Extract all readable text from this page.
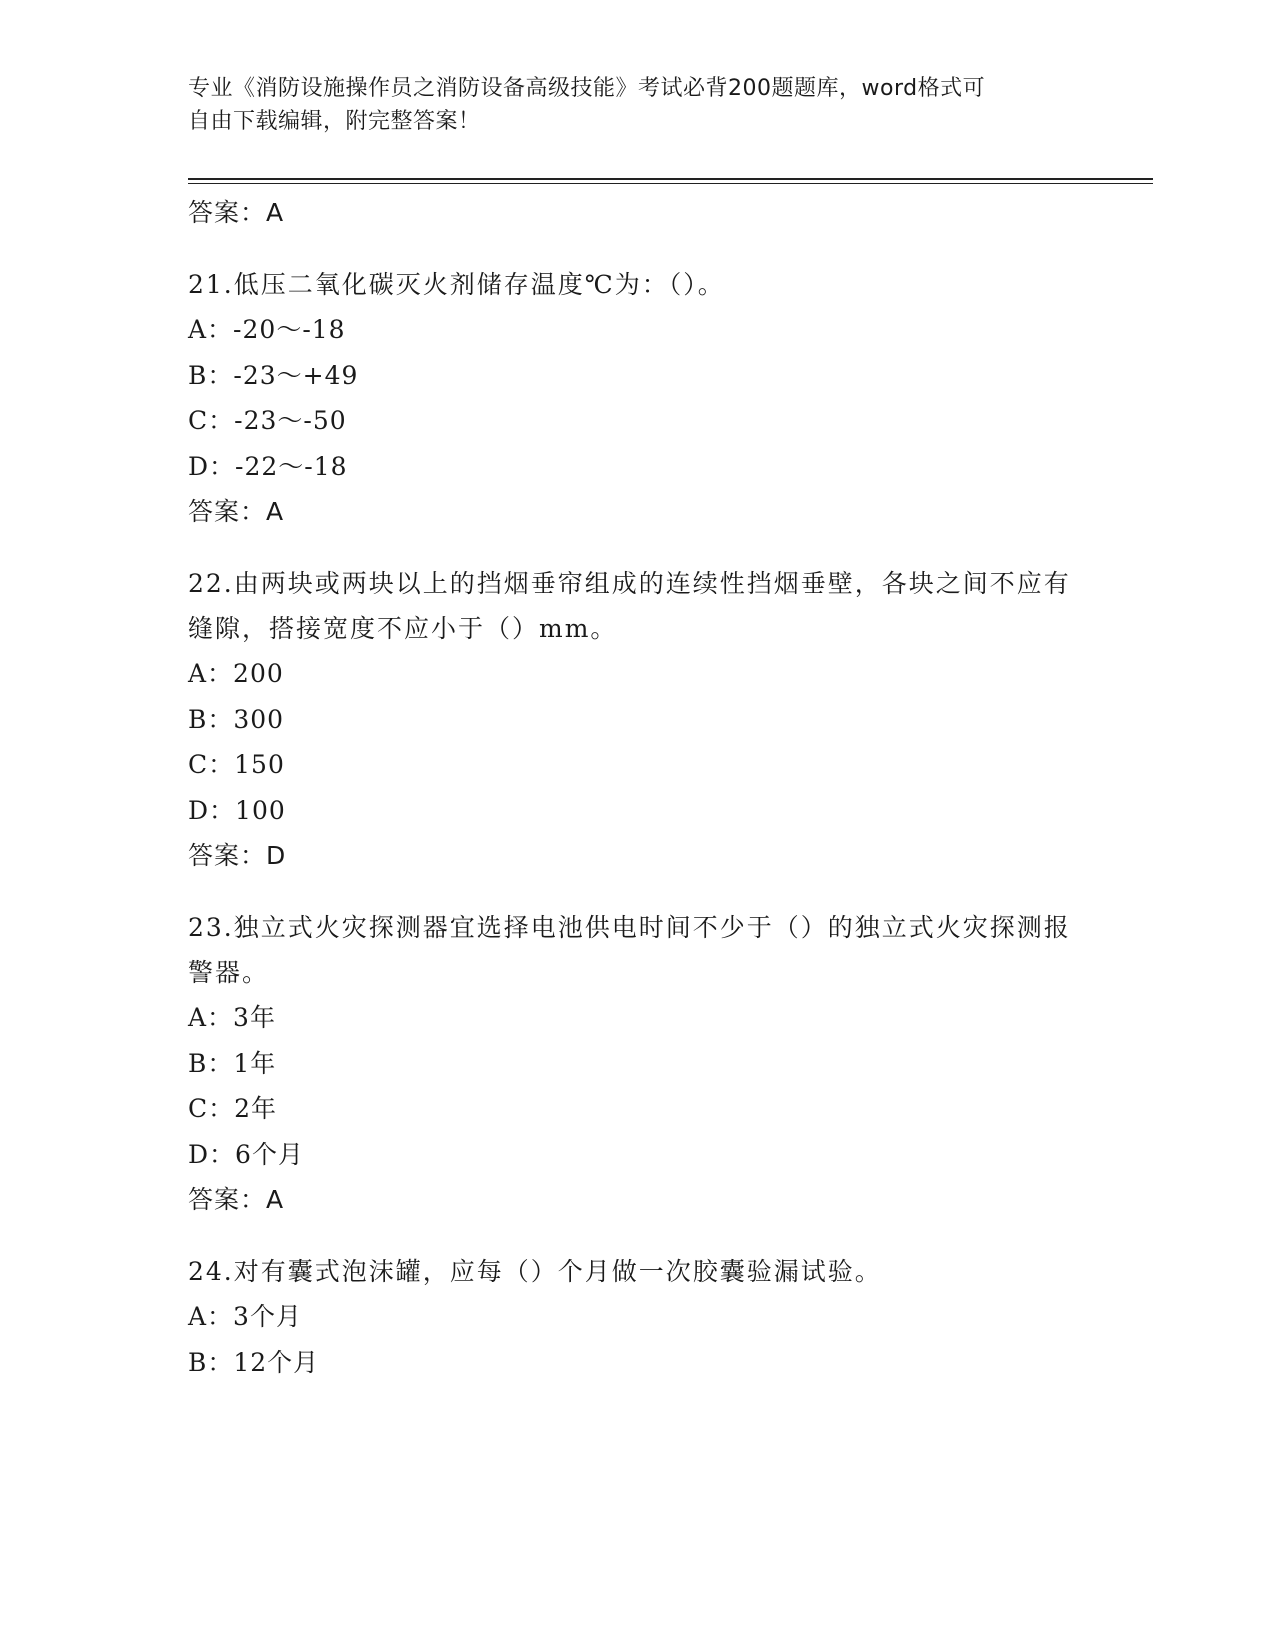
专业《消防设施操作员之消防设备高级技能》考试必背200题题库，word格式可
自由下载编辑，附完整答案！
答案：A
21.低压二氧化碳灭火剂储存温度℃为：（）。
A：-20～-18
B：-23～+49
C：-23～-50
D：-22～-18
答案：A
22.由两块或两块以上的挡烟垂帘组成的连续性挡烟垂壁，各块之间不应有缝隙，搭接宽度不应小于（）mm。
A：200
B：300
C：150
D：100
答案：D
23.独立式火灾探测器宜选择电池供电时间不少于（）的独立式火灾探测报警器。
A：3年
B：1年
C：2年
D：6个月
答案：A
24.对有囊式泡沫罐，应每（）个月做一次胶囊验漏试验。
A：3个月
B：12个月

TASK DIRECTIONS →
The entries above are to be returned exactly, without their pictures.

WRITTEN REPLY →
Extract all readable text from this page.
专业《消防设施操作员之消防设备高级技能》考试必背200题题库，word格式可
自由下载编辑，附完整答案！
答案：A
21.低压二氧化碳灭火剂储存温度℃为：（）。
A：-20～-18
B：-23～+49
C：-23～-50
D：-22～-18
答案：A
22.由两块或两块以上的挡烟垂帘组成的连续性挡烟垂壁，各块之间不应有缝隙，搭接宽度不应小于（）mm。
A：200
B：300
C：150
D：100
答案：D
23.独立式火灾探测器宜选择电池供电时间不少于（）的独立式火灾探测报警器。
A：3年
B：1年
C：2年
D：6个月
答案：A
24.对有囊式泡沫罐，应每（）个月做一次胶囊验漏试验。
A：3个月
B：12个月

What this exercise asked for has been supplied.